--- RECORDS FOR THE TASK ---

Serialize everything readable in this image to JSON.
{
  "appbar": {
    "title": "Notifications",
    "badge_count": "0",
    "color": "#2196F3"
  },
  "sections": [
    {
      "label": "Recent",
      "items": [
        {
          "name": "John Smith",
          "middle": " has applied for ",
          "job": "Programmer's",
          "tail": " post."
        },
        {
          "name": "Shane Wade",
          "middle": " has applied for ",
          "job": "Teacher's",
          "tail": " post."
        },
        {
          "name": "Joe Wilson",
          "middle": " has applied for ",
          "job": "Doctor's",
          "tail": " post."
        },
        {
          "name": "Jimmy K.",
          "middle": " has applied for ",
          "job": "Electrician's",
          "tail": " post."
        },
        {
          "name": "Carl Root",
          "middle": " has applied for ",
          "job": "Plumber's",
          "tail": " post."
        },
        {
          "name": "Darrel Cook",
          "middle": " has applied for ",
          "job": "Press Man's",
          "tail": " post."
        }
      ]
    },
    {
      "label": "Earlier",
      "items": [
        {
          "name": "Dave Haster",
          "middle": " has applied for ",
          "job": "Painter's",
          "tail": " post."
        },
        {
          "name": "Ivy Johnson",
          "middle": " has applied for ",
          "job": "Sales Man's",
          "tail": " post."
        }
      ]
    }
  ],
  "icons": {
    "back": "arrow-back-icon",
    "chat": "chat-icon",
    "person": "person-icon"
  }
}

---

> **WHAT THIS TASK INVOLVES**
Look through the entries above; copy each line where the string "name" appears.

> **PROBLEM SOLUTION**
          "name": "John Smith",
          "name": "Shane Wade",
          "name": "Joe Wilson",
          "name": "Jimmy K.",
          "name": "Carl Root",
          "name": "Darrel Cook",
          "name": "Dave Haster",
          "name": "Ivy Johnson",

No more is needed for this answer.